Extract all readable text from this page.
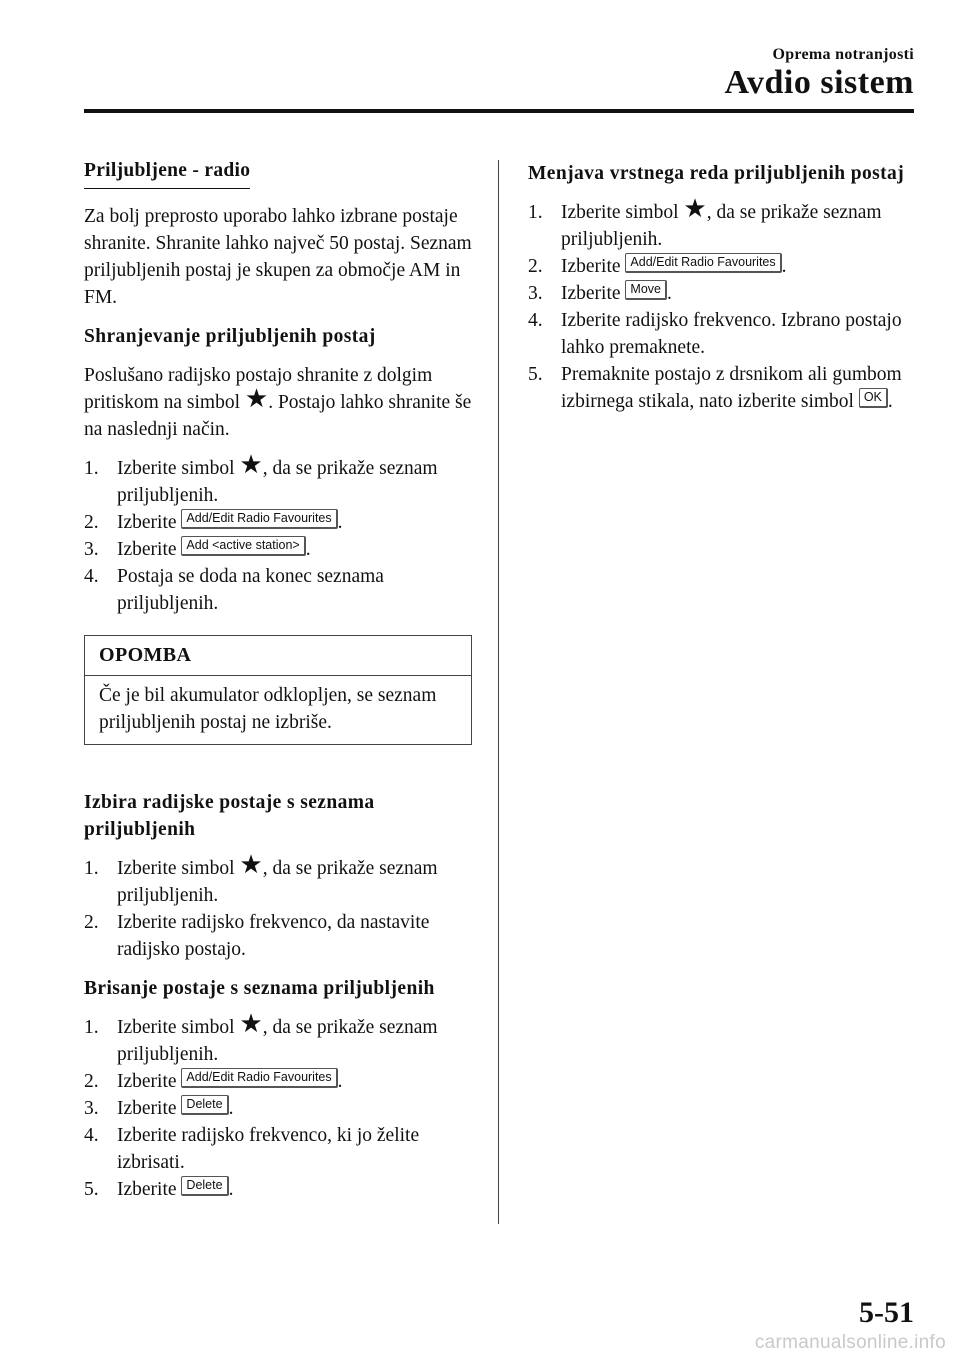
Oprema notranjosti
Avdio sistem
Priljubljene - radio

Za bolj preprosto uporabo lahko izbrane postaje shranite. Shranite lahko največ 50 postaj. Seznam priljubljenih postaj je skupen za območje AM in FM.

Shranjevanje priljubljenih postaj

Poslušano radijsko postajo shranite z dolgim pritiskom na simbol ★. Postajo lahko shranite še na naslednji način.

1. Izberite simbol ★, da se prikaže seznam priljubljenih.
2. Izberite Add/Edit Radio Favourites .
3. Izberite Add <active station> .
4. Postaja se doda na konec seznama priljubljenih.
OPOMBA
Če je bil akumulator odklopljen, se seznam priljubljenih postaj ne izbriše.
Izbira radijske postaje s seznama priljubljenih
1. Izberite simbol ★, da se prikaže seznam priljubljenih.
2. Izberite radijsko frekvenco, da nastavite radijsko postajo.
Brisanje postaje s seznama priljubljenih
1. Izberite simbol ★, da se prikaže seznam priljubljenih.
2. Izberite Add/Edit Radio Favourites .
3. Izberite Delete .
4. Izberite radijsko frekvenco, ki jo želite izbrisati.
5. Izberite Delete .
Menjava vrstnega reda priljubljenih postaj
1. Izberite simbol ★, da se prikaže seznam priljubljenih.
2. Izberite Add/Edit Radio Favourites .
3. Izberite Move .
4. Izberite radijsko frekvenco. Izbrano postajo lahko premaknete.
5. Premaknite postajo z drsnikom ali gumbom izbirnega stikala, nato izberite simbol OK .
5-51
carmanualsonline.info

§ **What is needed**: Omit all pictures while transcribing the entries verbatim.

§ **Solved exercise**:
Extract all readable text from this page.
Oprema notranjosti
Avdio sistem
Priljubljene - radio

Za bolj preprosto uporabo lahko izbrane postaje shranite. Shranite lahko največ 50 postaj. Seznam priljubljenih postaj je skupen za območje AM in FM.

Shranjevanje priljubljenih postaj

Poslušano radijsko postajo shranite z dolgim pritiskom na simbol ★. Postajo lahko shranite še na naslednji način.

1. Izberite simbol ★, da se prikaže seznam priljubljenih.
2. Izberite Add/Edit Radio Favourites .
3. Izberite Add <active station> .
4. Postaja se doda na konec seznama priljubljenih.
OPOMBA
Če je bil akumulator odklopljen, se seznam priljubljenih postaj ne izbriše.
Izbira radijske postaje s seznama priljubljenih
1. Izberite simbol ★, da se prikaže seznam priljubljenih.
2. Izberite radijsko frekvenco, da nastavite radijsko postajo.
Brisanje postaje s seznama priljubljenih
1. Izberite simbol ★, da se prikaže seznam priljubljenih.
2. Izberite Add/Edit Radio Favourites .
3. Izberite Delete .
4. Izberite radijsko frekvenco, ki jo želite izbrisati.
5. Izberite Delete .
Menjava vrstnega reda priljubljenih postaj
1. Izberite simbol ★, da se prikaže seznam priljubljenih.
2. Izberite Add/Edit Radio Favourites .
3. Izberite Move .
4. Izberite radijsko frekvenco. Izbrano postajo lahko premaknete.
5. Premaknite postajo z drsnikom ali gumbom izbirnega stikala, nato izberite simbol OK .
5-51
carmanualsonline.info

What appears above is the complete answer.